Set task » Locate every line in the records below that holds the word "pärast" and return each one.

-- START Given data --

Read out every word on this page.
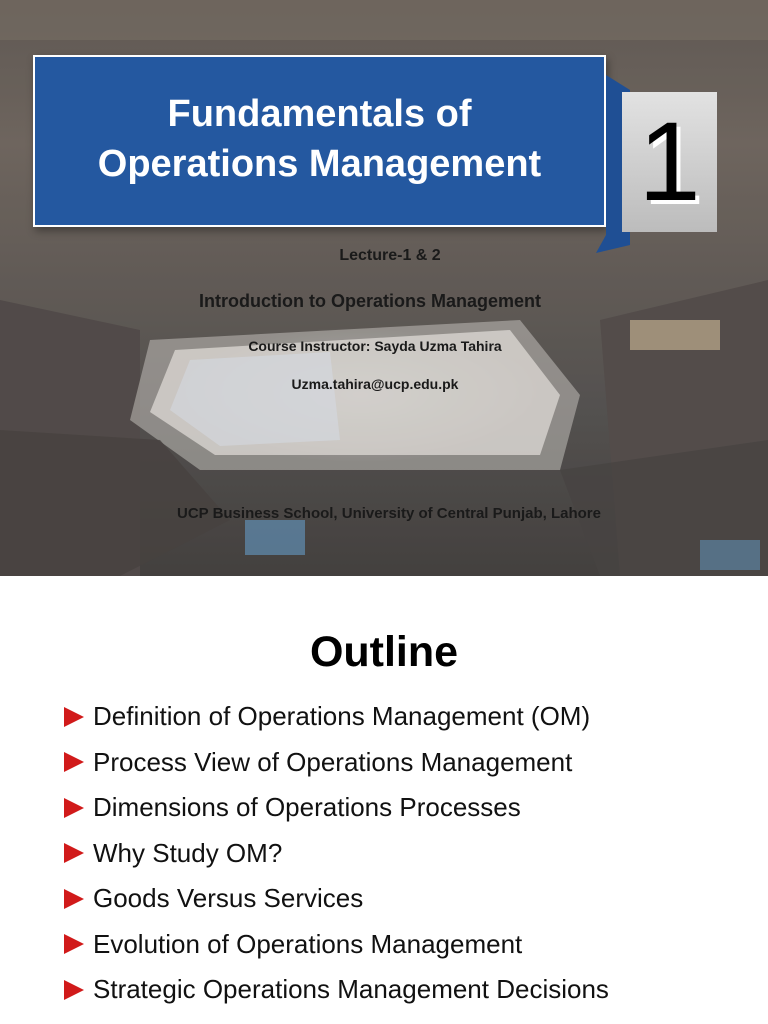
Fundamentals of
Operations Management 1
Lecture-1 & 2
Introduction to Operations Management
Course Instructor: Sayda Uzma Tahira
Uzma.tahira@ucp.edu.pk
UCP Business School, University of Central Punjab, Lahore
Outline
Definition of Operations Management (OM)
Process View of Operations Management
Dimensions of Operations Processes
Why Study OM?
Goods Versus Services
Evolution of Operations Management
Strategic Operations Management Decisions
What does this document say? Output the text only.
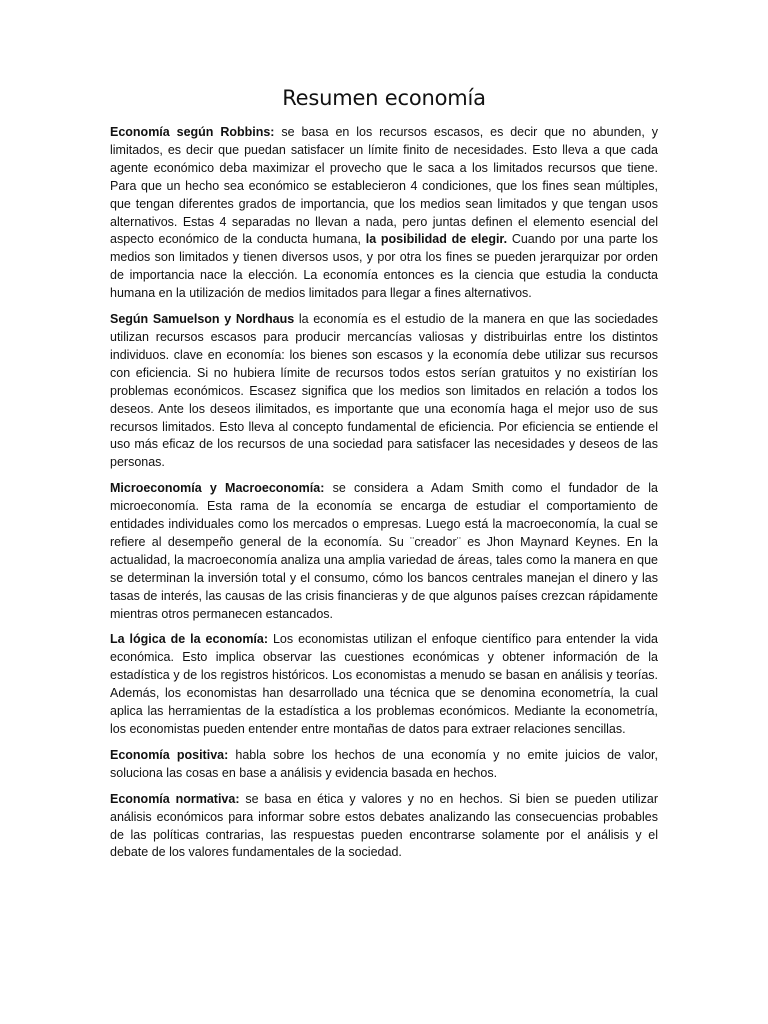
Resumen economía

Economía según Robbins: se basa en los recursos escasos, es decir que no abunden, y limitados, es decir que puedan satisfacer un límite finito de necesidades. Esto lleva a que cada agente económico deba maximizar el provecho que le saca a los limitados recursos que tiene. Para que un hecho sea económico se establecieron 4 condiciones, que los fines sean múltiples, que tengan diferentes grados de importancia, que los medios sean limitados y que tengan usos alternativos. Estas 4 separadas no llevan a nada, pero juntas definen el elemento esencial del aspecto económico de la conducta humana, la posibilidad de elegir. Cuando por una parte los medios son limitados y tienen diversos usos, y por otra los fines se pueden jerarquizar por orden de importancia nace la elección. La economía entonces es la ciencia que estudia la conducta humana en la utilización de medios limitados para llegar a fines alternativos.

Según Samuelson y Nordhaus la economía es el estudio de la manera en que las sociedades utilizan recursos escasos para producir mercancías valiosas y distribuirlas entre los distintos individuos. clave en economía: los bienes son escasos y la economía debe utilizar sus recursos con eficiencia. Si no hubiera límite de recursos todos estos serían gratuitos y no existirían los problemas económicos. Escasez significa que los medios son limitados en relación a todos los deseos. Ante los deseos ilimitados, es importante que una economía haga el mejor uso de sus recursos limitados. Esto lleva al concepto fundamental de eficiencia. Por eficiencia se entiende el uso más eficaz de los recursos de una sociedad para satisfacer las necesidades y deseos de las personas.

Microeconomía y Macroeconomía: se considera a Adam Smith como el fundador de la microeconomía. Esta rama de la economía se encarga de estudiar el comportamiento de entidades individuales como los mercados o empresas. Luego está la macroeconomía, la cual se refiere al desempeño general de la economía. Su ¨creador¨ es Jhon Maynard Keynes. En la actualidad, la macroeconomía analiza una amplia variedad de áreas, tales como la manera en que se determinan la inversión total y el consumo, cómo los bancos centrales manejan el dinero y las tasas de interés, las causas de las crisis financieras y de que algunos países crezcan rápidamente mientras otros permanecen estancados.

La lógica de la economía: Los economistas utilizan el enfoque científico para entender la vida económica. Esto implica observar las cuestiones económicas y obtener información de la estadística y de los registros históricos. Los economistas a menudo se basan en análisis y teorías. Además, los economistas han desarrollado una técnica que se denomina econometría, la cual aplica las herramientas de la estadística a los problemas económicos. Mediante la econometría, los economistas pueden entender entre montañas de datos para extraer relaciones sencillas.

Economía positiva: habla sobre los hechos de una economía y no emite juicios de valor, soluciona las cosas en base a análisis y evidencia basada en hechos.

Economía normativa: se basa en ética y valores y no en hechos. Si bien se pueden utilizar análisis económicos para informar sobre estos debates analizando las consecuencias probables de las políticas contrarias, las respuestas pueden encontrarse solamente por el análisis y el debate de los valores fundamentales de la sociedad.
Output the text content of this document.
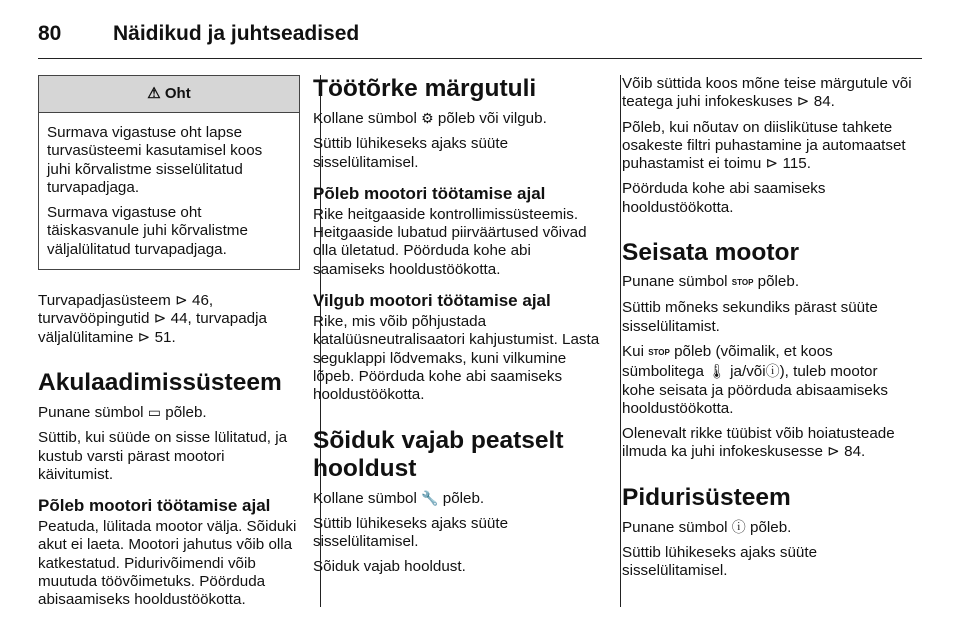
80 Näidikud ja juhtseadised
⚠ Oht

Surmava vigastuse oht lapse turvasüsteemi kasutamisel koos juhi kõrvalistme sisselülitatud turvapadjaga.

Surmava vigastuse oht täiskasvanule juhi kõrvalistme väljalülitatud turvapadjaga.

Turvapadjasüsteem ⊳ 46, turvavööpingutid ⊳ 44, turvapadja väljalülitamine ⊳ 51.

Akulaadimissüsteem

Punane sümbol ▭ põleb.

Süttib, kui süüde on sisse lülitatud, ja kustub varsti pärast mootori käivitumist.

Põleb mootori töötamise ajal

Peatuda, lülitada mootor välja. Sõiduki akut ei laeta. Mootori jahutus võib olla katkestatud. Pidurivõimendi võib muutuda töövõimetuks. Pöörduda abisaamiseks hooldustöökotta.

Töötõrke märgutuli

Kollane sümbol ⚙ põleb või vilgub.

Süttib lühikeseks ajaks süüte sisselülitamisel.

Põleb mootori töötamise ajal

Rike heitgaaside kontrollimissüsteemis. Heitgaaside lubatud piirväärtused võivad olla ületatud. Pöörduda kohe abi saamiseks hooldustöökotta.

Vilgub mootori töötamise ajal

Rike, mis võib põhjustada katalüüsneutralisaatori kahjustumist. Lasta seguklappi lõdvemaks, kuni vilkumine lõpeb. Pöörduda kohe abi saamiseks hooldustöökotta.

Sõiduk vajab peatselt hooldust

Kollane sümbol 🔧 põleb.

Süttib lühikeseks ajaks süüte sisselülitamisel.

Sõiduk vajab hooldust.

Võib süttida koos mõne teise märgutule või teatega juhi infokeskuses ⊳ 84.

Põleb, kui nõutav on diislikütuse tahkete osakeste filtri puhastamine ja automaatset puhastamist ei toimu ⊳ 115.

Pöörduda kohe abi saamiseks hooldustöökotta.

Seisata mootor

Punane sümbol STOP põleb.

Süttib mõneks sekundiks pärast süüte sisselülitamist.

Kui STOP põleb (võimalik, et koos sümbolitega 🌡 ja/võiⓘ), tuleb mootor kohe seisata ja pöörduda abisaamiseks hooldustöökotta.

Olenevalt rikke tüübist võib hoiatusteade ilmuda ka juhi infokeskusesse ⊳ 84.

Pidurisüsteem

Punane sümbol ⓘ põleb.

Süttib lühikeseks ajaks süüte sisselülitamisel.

-- END Given data --

Task answer »
Süttib, kui süüde on sisse lülitatud, ja kustub varsti pärast mootori käivitumist.
Süttib mõneks sekundiks pärast süüte sisselülitamist.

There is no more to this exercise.